> _Request_: Quote the records below verbatim, leaving out the pictures.

> _Entries from a dataset_:
>> BEGIN

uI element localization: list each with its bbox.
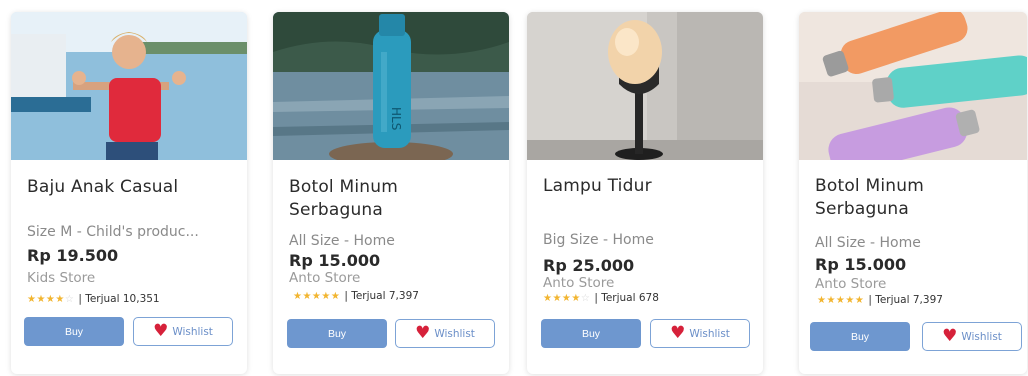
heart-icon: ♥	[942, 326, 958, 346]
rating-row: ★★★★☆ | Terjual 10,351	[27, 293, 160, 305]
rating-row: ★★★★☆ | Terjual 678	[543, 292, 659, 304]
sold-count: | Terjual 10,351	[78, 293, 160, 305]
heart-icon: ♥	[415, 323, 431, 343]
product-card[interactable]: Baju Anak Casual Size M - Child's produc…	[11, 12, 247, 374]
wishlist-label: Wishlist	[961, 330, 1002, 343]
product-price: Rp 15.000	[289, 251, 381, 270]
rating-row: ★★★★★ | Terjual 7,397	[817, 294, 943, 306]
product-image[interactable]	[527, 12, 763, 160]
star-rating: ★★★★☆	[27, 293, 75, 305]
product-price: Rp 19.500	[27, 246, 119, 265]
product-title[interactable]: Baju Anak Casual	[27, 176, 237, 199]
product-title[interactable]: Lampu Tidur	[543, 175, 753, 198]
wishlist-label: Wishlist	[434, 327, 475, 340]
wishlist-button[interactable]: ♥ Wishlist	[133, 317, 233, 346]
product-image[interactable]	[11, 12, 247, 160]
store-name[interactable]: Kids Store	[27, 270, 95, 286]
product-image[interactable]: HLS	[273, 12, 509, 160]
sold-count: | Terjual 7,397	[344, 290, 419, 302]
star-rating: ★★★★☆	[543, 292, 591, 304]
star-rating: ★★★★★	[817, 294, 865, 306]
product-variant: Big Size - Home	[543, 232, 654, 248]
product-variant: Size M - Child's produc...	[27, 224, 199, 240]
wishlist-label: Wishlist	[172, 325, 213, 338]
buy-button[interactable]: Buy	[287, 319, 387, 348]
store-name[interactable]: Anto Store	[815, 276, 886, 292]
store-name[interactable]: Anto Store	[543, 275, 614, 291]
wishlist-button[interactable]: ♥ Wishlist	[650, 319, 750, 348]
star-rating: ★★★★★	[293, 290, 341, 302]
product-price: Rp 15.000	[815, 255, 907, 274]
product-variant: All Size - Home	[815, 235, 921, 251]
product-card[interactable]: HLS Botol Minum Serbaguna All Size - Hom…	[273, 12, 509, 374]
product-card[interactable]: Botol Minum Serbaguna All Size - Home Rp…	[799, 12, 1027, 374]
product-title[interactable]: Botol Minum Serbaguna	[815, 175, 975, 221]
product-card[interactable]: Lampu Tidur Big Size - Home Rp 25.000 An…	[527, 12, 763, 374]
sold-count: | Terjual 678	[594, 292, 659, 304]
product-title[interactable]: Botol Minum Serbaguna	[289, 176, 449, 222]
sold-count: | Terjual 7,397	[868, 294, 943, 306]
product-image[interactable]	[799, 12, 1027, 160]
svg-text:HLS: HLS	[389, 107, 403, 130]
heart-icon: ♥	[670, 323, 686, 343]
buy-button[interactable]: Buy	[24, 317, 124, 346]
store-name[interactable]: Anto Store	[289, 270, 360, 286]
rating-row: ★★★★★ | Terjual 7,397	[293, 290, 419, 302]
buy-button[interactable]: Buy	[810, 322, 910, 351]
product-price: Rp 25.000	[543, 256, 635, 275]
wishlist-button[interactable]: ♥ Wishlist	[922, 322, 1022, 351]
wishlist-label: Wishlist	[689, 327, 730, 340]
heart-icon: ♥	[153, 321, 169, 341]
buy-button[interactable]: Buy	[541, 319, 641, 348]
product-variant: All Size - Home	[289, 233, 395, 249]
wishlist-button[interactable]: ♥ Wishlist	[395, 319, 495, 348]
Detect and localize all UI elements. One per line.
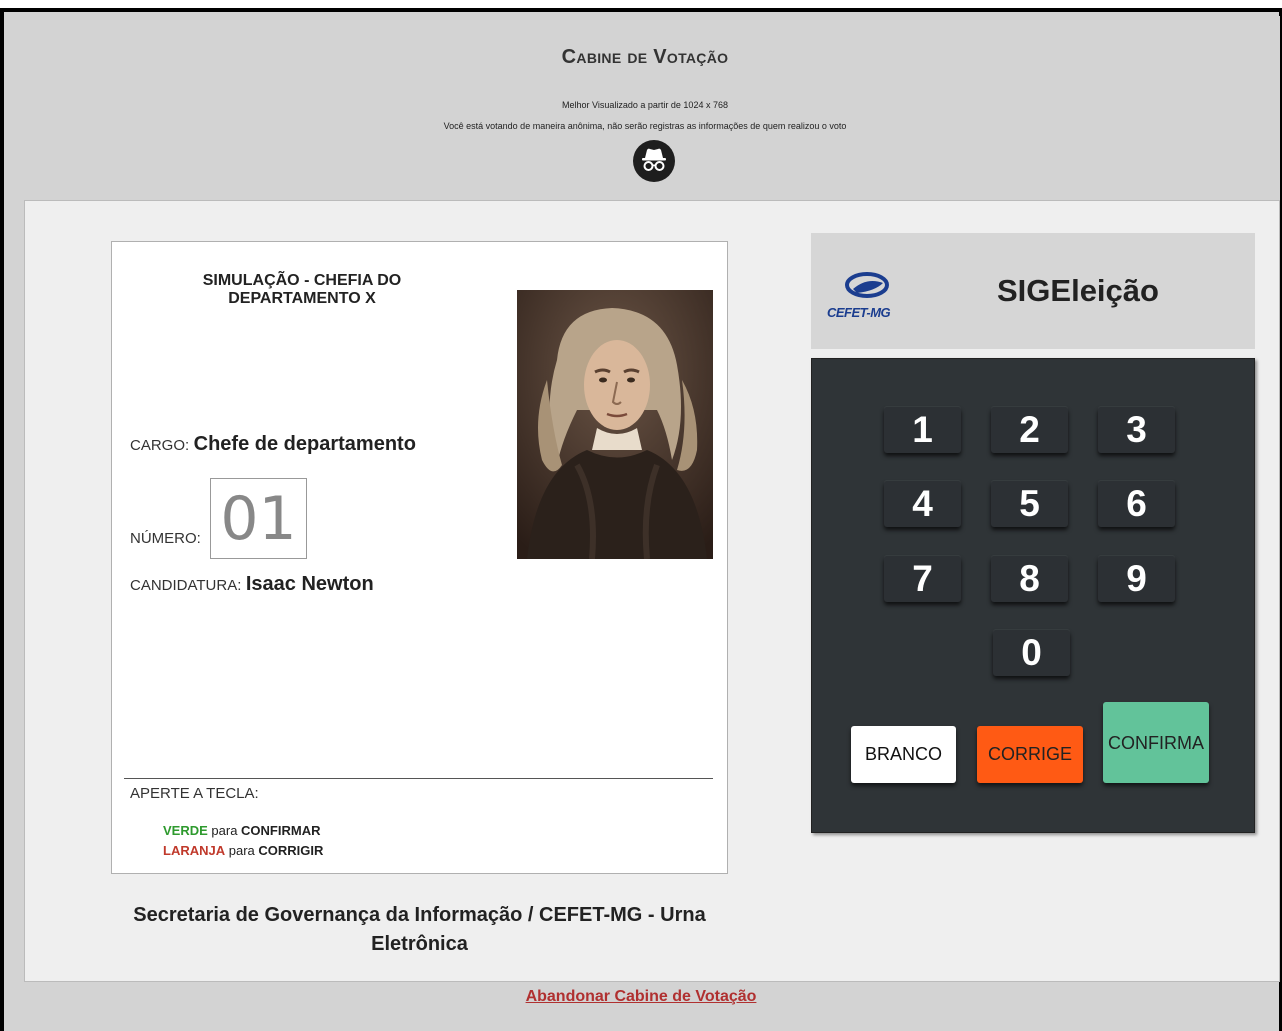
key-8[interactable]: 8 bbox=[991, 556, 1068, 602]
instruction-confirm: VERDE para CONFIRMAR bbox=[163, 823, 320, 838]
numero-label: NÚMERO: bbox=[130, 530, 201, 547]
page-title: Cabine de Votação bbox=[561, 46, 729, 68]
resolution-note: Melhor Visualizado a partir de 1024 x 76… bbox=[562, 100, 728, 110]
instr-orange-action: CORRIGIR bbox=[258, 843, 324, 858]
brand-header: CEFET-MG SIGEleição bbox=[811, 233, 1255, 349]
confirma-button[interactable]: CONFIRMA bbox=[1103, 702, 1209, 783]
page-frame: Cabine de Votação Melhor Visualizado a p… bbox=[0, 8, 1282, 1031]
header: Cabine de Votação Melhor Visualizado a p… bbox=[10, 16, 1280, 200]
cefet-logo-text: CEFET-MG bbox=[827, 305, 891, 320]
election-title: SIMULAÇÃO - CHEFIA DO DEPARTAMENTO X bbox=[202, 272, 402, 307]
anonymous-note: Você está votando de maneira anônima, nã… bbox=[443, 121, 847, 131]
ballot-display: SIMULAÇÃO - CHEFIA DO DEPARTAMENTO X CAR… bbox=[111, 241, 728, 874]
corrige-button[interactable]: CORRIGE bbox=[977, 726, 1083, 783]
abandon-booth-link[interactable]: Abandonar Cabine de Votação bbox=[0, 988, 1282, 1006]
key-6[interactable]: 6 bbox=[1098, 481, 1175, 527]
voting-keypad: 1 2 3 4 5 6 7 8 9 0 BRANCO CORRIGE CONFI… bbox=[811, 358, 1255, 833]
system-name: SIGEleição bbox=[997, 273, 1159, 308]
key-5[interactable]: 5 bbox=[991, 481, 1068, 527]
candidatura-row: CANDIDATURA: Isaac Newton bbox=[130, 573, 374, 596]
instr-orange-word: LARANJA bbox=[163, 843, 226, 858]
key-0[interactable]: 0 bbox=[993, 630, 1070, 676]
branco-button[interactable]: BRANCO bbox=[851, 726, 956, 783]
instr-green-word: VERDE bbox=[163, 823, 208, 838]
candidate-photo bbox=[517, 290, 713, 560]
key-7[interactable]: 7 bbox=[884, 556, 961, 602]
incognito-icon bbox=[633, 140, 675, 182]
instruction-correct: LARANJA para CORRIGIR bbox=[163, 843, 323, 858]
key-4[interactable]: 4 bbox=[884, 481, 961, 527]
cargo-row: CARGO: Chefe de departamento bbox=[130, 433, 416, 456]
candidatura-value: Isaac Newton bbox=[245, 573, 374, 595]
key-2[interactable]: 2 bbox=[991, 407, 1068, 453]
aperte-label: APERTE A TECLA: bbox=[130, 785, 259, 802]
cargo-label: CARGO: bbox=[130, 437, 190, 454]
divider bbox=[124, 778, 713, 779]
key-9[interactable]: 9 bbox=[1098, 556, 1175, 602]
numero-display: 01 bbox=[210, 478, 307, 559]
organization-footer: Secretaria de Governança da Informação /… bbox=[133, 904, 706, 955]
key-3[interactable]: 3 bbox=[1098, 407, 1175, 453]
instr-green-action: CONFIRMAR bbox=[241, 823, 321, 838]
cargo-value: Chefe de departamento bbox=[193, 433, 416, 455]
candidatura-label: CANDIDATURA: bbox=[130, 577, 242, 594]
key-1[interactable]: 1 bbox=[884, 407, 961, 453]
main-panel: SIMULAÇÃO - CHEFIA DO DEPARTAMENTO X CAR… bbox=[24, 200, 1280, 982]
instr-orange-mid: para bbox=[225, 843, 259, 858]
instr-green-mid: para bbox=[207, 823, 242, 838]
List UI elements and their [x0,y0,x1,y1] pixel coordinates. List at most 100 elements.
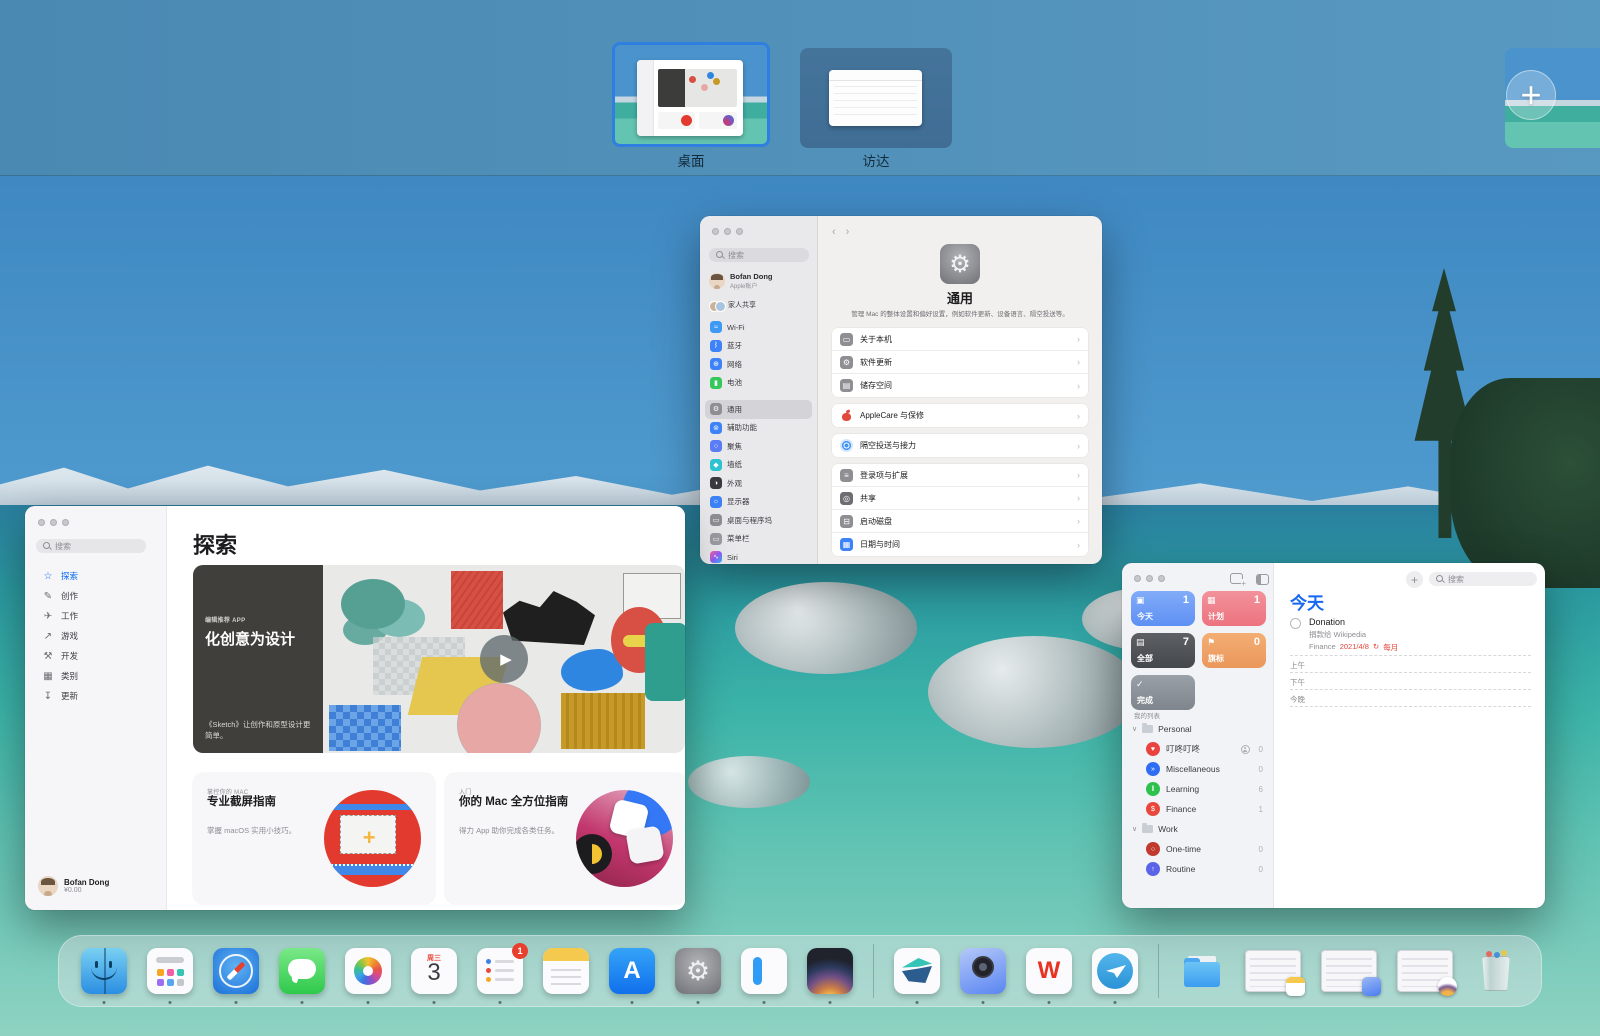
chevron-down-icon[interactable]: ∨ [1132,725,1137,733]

>> END

> _Exercise output_:
uI element localization: list each with its bbox.
heart-icon: ♥	[942, 326, 958, 346]
rating-row: ★★★★☆ | Terjual 10,351	[27, 293, 160, 305]
rating-row: ★★★★☆ | Terjual 678	[543, 292, 659, 304]
sold-count: | Terjual 10,351	[78, 293, 160, 305]
heart-icon: ♥	[415, 323, 431, 343]
product-card[interactable]: Baju Anak Casual Size M - Child's produc…	[11, 12, 247, 374]
wishlist-label: Wishlist	[961, 330, 1002, 343]
product-price: Rp 15.000	[289, 251, 381, 270]
rating-row: ★★★★★ | Terjual 7,397	[817, 294, 943, 306]
product-image[interactable]	[527, 12, 763, 160]
star-rating: ★★★★☆	[27, 293, 75, 305]
product-price: Rp 19.500	[27, 246, 119, 265]
product-title[interactable]: Baju Anak Casual	[27, 176, 237, 199]
product-title[interactable]: Lampu Tidur	[543, 175, 753, 198]
wishlist-label: Wishlist	[434, 327, 475, 340]
wishlist-button[interactable]: ♥ Wishlist	[133, 317, 233, 346]
product-image[interactable]	[11, 12, 247, 160]
store-name[interactable]: Kids Store	[27, 270, 95, 286]
product-image[interactable]: HLS	[273, 12, 509, 160]
sold-count: | Terjual 7,397	[344, 290, 419, 302]
star-rating: ★★★★☆	[543, 292, 591, 304]
star-rating: ★★★★★	[817, 294, 865, 306]
product-variant: Big Size - Home	[543, 232, 654, 248]
product-variant: Size M - Child's produc...	[27, 224, 199, 240]
wishlist-label: Wishlist	[172, 325, 213, 338]
buy-button[interactable]: Buy	[287, 319, 387, 348]
store-name[interactable]: Anto Store	[815, 276, 886, 292]
store-name[interactable]: Anto Store	[543, 275, 614, 291]
wishlist-button[interactable]: ♥ Wishlist	[650, 319, 750, 348]
star-rating: ★★★★★	[293, 290, 341, 302]
product-price: Rp 15.000	[815, 255, 907, 274]
product-variant: All Size - Home	[815, 235, 921, 251]
product-card[interactable]: HLS Botol Minum Serbaguna All Size - Hom…	[273, 12, 509, 374]
product-card[interactable]: Botol Minum Serbaguna All Size - Home Rp…	[799, 12, 1027, 374]
product-title[interactable]: Botol Minum Serbaguna	[815, 175, 975, 221]
product-card[interactable]: Lampu Tidur Big Size - Home Rp 25.000 An…	[527, 12, 763, 374]
sold-count: | Terjual 678	[594, 292, 659, 304]
product-title[interactable]: Botol Minum Serbaguna	[289, 176, 449, 222]
sold-count: | Terjual 7,397	[868, 294, 943, 306]
product-image[interactable]	[799, 12, 1027, 160]
svg-text:HLS: HLS	[389, 107, 403, 130]
heart-icon: ♥	[670, 323, 686, 343]
buy-button[interactable]: Buy	[24, 317, 124, 346]
store-name[interactable]: Anto Store	[289, 270, 360, 286]
rating-row: ★★★★★ | Terjual 7,397	[293, 290, 419, 302]
buy-button[interactable]: Buy	[810, 322, 910, 351]
product-price: Rp 25.000	[543, 256, 635, 275]
wishlist-button[interactable]: ♥ Wishlist	[922, 322, 1022, 351]
wishlist-label: Wishlist	[689, 327, 730, 340]
heart-icon: ♥	[153, 321, 169, 341]
buy-button[interactable]: Buy	[541, 319, 641, 348]
product-variant: All Size - Home	[289, 233, 395, 249]
wishlist-button[interactable]: ♥ Wishlist	[395, 319, 495, 348]
Detect and localize all UI elements. One per line.
key-8[interactable]: 8 bbox=[991, 556, 1068, 602]
instruction-confirm: VERDE para CONFIRMAR bbox=[163, 823, 320, 838]
numero-label: NÚMERO: bbox=[130, 530, 201, 547]
page-title: Cabine de Votação bbox=[561, 46, 729, 68]
resolution-note: Melhor Visualizado a partir de 1024 x 76… bbox=[562, 100, 728, 110]
instr-orange-action: CORRIGIR bbox=[258, 843, 324, 858]
brand-header: CEFET-MG SIGEleição bbox=[811, 233, 1255, 349]
confirma-button[interactable]: CONFIRMA bbox=[1103, 702, 1209, 783]
page-frame: Cabine de Votação Melhor Visualizado a p… bbox=[0, 8, 1282, 1031]
header: Cabine de Votação Melhor Visualizado a p… bbox=[10, 16, 1280, 200]
cefet-logo-text: CEFET-MG bbox=[827, 305, 891, 320]
election-title: SIMULAÇÃO - CHEFIA DO DEPARTAMENTO X bbox=[202, 272, 402, 307]
anonymous-note: Você está votando de maneira anônima, nã… bbox=[443, 121, 847, 131]
ballot-display: SIMULAÇÃO - CHEFIA DO DEPARTAMENTO X CAR… bbox=[111, 241, 728, 874]
corrige-button[interactable]: CORRIGE bbox=[977, 726, 1083, 783]
abandon-booth-link[interactable]: Abandonar Cabine de Votação bbox=[0, 988, 1282, 1006]
key-6[interactable]: 6 bbox=[1098, 481, 1175, 527]
voting-keypad: 1 2 3 4 5 6 7 8 9 0 BRANCO CORRIGE CONFI… bbox=[811, 358, 1255, 833]
system-name: SIGEleição bbox=[997, 273, 1159, 308]
key-5[interactable]: 5 bbox=[991, 481, 1068, 527]
candidatura-row: CANDIDATURA: Isaac Newton bbox=[130, 573, 374, 596]
instr-orange-word: LARANJA bbox=[163, 843, 226, 858]
key-0[interactable]: 0 bbox=[993, 630, 1070, 676]
branco-button[interactable]: BRANCO bbox=[851, 726, 956, 783]
instr-green-word: VERDE bbox=[163, 823, 208, 838]
candidate-photo bbox=[517, 290, 713, 560]
key-7[interactable]: 7 bbox=[884, 556, 961, 602]
incognito-icon bbox=[633, 140, 675, 182]
instruction-correct: LARANJA para CORRIGIR bbox=[163, 843, 323, 858]
key-4[interactable]: 4 bbox=[884, 481, 961, 527]
cargo-row: CARGO: Chefe de departamento bbox=[130, 433, 416, 456]
candidatura-value: Isaac Newton bbox=[245, 573, 374, 595]
key-2[interactable]: 2 bbox=[991, 407, 1068, 453]
aperte-label: APERTE A TECLA: bbox=[130, 785, 259, 802]
cargo-label: CARGO: bbox=[130, 437, 190, 454]
divider bbox=[124, 778, 713, 779]
key-9[interactable]: 9 bbox=[1098, 556, 1175, 602]
numero-display: 01 bbox=[210, 478, 307, 559]
organization-footer: Secretaria de Governança da Informação /… bbox=[133, 904, 706, 955]
key-3[interactable]: 3 bbox=[1098, 407, 1175, 453]
instr-green-action: CONFIRMAR bbox=[241, 823, 321, 838]
cargo-value: Chefe de departamento bbox=[193, 433, 416, 455]
candidatura-label: CANDIDATURA: bbox=[130, 577, 242, 594]
key-1[interactable]: 1 bbox=[884, 407, 961, 453]
main-panel: SIMULAÇÃO - CHEFIA DO DEPARTAMENTO X CAR… bbox=[24, 200, 1280, 982]
instr-orange-mid: para bbox=[225, 843, 259, 858]
instr-green-mid: para bbox=[207, 823, 242, 838]
List UI elements and their [x0,y0,x1,y1] pixel coordinates. List at most 100 elements.
chevron-down-icon[interactable]: ∨ [1132,725,1137,733]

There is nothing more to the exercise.